*Source data*.
- - -

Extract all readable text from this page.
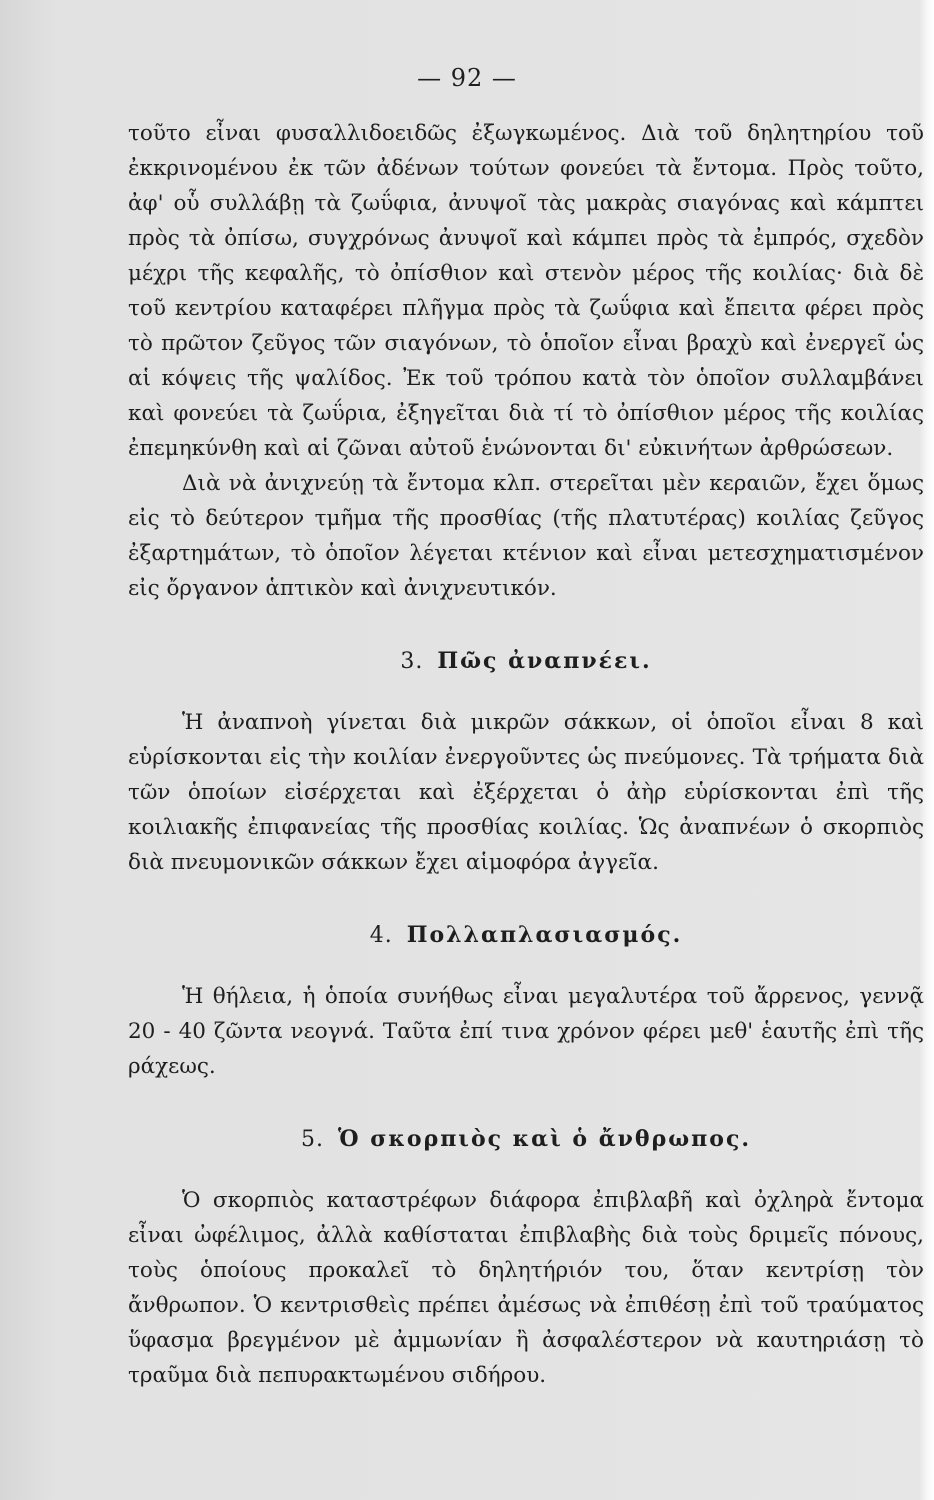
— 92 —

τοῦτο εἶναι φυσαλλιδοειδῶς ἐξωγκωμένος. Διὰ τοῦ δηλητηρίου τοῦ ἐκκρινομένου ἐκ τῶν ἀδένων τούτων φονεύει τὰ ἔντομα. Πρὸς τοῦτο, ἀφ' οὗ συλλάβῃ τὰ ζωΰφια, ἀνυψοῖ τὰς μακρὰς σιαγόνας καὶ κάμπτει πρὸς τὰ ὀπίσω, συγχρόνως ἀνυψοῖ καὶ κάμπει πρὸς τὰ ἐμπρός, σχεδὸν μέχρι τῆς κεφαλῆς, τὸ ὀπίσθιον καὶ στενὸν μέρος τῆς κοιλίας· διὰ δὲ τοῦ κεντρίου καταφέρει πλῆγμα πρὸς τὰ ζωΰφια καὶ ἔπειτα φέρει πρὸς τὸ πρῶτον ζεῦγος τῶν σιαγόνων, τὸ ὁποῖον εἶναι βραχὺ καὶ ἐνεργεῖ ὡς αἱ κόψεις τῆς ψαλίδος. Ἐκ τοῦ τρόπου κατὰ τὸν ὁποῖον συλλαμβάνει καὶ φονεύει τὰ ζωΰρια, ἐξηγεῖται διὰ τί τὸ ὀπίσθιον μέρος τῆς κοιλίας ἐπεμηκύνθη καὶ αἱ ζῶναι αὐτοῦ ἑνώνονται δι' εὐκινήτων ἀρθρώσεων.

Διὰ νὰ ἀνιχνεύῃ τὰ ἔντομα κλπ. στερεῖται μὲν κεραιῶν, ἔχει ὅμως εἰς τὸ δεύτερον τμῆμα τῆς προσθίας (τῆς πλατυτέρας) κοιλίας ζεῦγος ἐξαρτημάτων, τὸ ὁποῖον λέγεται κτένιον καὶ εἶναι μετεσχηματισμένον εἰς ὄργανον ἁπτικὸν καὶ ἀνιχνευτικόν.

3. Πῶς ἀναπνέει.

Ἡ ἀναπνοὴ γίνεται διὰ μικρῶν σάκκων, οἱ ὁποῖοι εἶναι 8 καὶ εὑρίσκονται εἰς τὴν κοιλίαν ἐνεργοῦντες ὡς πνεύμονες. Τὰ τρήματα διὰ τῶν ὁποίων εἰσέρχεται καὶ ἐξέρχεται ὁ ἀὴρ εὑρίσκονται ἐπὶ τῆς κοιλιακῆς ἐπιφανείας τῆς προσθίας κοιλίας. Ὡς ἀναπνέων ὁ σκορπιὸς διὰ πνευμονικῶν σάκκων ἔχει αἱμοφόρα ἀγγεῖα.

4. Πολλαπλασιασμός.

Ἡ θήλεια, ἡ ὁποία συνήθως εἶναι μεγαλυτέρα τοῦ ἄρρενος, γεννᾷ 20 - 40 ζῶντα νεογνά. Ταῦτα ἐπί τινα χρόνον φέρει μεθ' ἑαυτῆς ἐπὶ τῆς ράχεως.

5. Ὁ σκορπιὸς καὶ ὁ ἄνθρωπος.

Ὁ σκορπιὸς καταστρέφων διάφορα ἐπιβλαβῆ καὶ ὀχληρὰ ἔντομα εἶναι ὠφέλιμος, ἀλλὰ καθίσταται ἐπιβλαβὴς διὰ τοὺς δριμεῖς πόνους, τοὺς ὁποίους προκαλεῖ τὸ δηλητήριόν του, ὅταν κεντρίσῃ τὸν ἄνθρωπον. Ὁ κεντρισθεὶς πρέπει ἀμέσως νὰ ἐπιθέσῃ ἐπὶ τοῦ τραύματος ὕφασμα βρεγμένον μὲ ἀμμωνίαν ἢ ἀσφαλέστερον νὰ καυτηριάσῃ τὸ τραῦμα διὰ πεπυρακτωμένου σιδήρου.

- - -

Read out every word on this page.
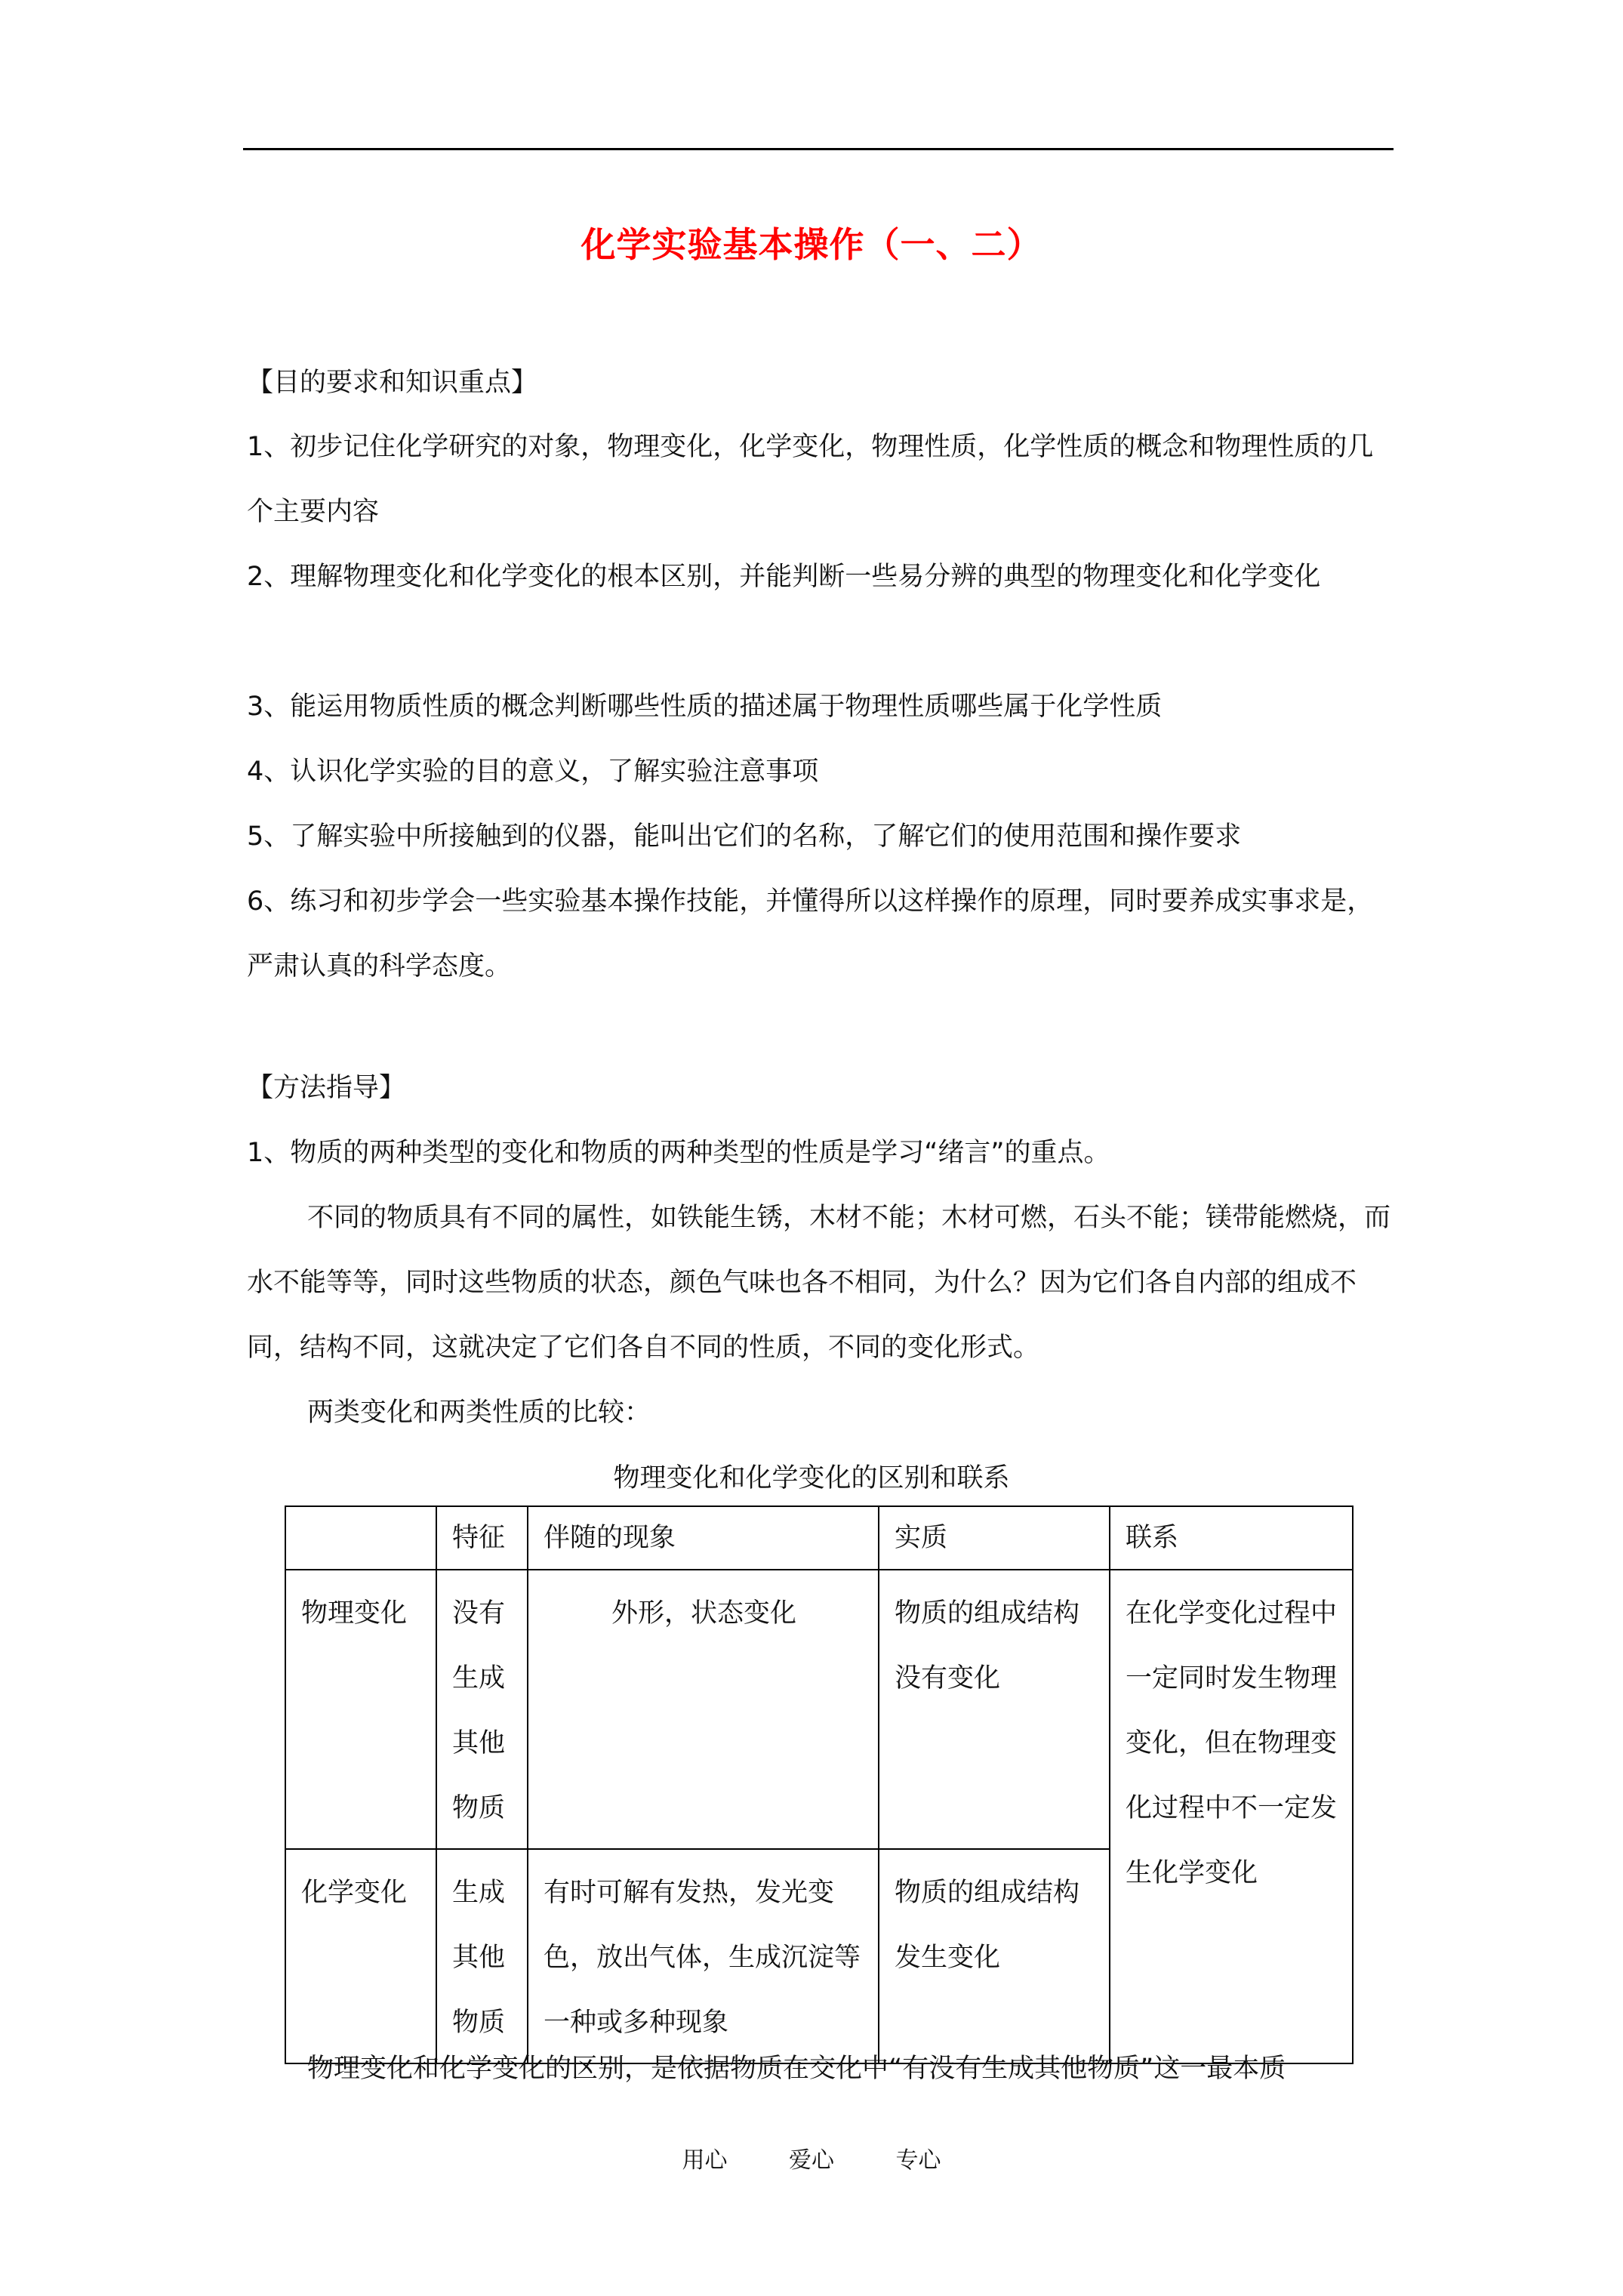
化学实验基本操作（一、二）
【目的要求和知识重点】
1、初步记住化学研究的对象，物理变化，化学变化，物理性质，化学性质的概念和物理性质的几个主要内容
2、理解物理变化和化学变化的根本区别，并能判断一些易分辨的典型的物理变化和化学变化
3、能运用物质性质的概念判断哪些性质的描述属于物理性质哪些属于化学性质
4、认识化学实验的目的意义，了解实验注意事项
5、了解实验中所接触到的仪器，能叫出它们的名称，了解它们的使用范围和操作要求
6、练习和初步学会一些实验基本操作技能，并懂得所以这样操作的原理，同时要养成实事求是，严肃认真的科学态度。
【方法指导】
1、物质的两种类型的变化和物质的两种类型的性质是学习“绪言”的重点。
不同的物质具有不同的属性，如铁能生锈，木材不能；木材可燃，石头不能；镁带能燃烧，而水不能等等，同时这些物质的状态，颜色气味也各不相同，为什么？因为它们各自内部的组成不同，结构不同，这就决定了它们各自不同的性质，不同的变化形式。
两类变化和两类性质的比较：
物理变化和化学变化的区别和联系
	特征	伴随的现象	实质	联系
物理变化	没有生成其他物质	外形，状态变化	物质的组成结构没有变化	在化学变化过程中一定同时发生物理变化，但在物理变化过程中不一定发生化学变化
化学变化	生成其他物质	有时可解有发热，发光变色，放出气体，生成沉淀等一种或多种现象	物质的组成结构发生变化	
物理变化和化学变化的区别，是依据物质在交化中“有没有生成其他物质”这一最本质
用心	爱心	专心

- - -

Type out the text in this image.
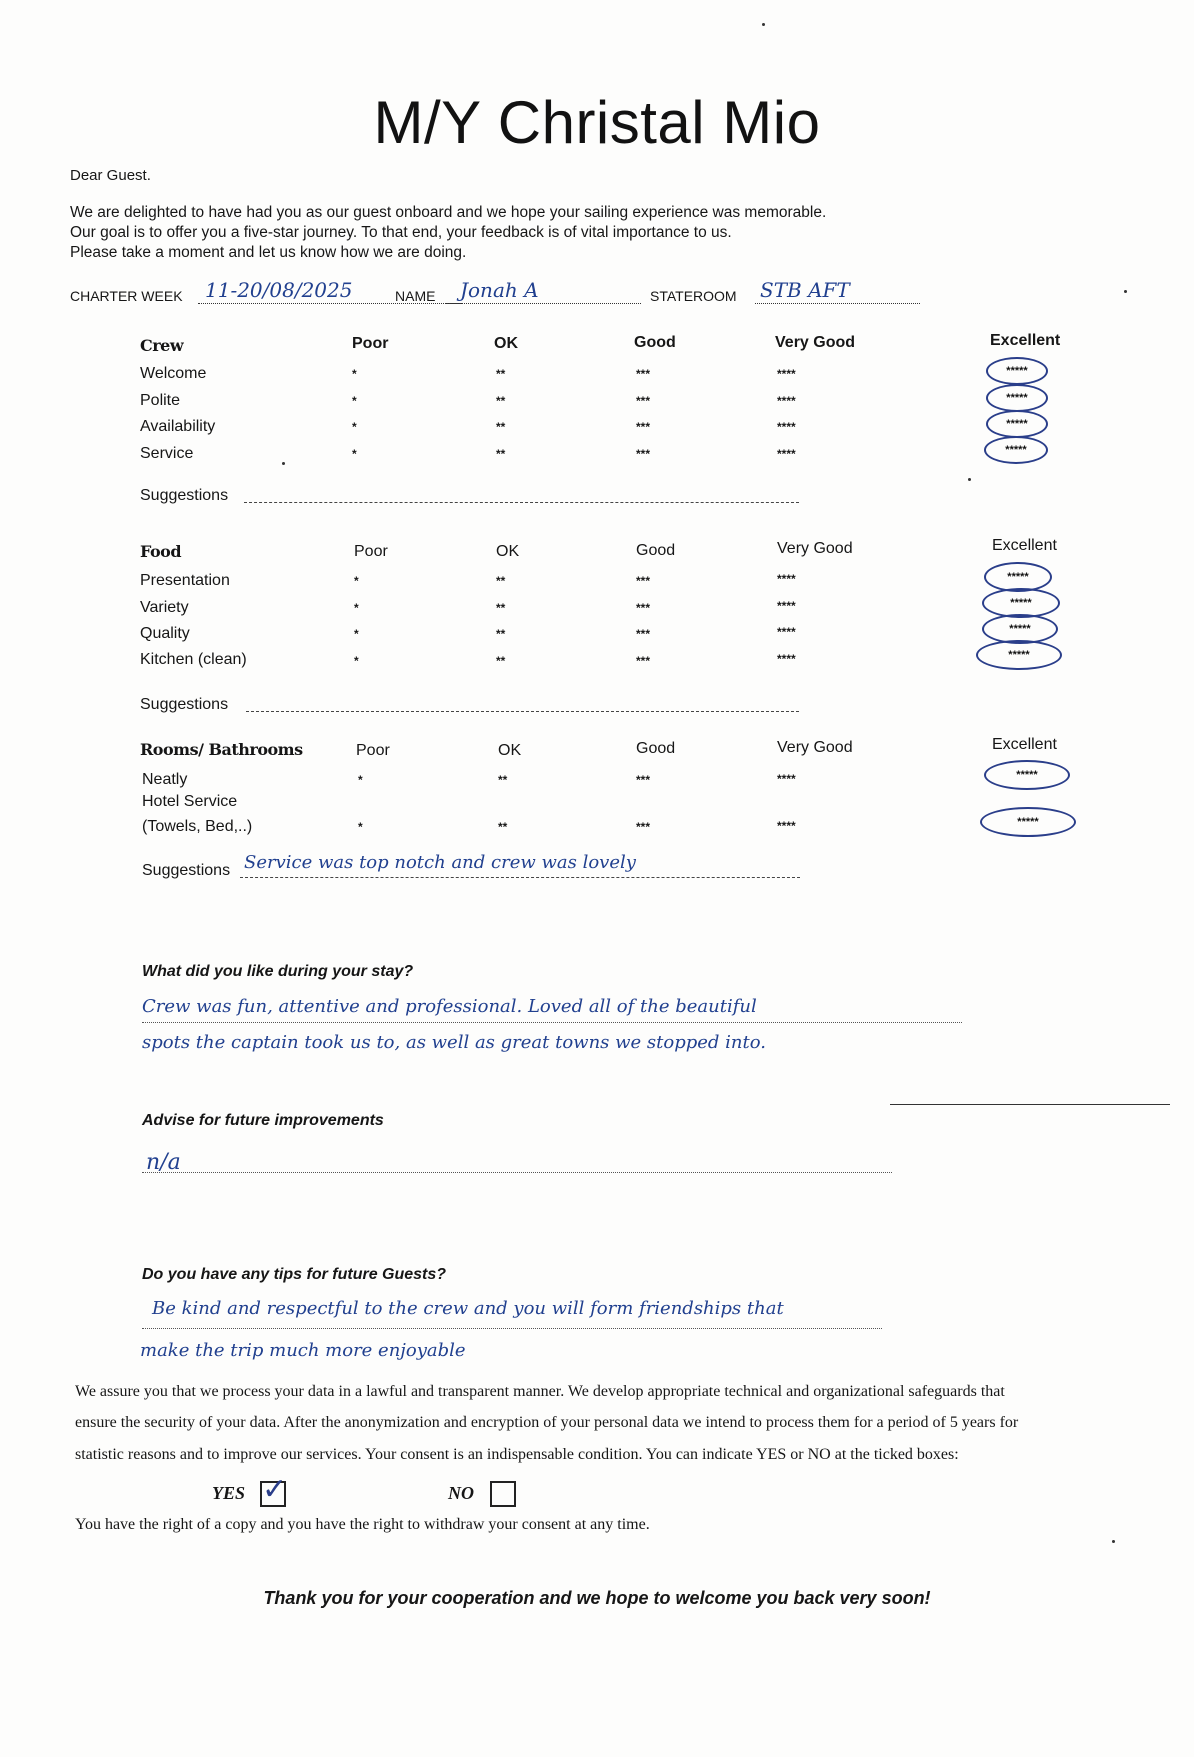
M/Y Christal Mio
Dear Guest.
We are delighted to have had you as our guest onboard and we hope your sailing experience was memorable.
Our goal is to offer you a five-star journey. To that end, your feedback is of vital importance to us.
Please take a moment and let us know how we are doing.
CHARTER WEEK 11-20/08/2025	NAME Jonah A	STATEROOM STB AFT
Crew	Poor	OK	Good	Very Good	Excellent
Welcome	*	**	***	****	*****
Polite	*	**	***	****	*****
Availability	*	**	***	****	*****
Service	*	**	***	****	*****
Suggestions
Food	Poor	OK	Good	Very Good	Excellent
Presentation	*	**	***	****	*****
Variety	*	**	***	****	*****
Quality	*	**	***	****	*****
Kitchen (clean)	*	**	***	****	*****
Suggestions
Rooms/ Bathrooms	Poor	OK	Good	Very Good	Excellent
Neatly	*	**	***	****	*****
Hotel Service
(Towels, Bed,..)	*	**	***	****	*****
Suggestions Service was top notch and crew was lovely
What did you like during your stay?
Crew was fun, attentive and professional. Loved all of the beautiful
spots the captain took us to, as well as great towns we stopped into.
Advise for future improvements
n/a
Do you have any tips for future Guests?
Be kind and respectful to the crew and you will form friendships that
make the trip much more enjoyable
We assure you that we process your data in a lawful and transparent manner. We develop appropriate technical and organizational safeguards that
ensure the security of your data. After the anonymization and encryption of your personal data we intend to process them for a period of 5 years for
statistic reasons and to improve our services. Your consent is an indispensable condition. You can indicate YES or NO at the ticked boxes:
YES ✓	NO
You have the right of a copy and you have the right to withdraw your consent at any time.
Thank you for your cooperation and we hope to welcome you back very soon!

- - -

Pick out the lines containing the string "have" and show them.

*Exercise output*.
We are delighted to have had you as our guest onboard and we hope your sailing experience was memorable.
Do you have any tips for future Guests?
You have the right of a copy and you have the right to withdraw your consent at any time.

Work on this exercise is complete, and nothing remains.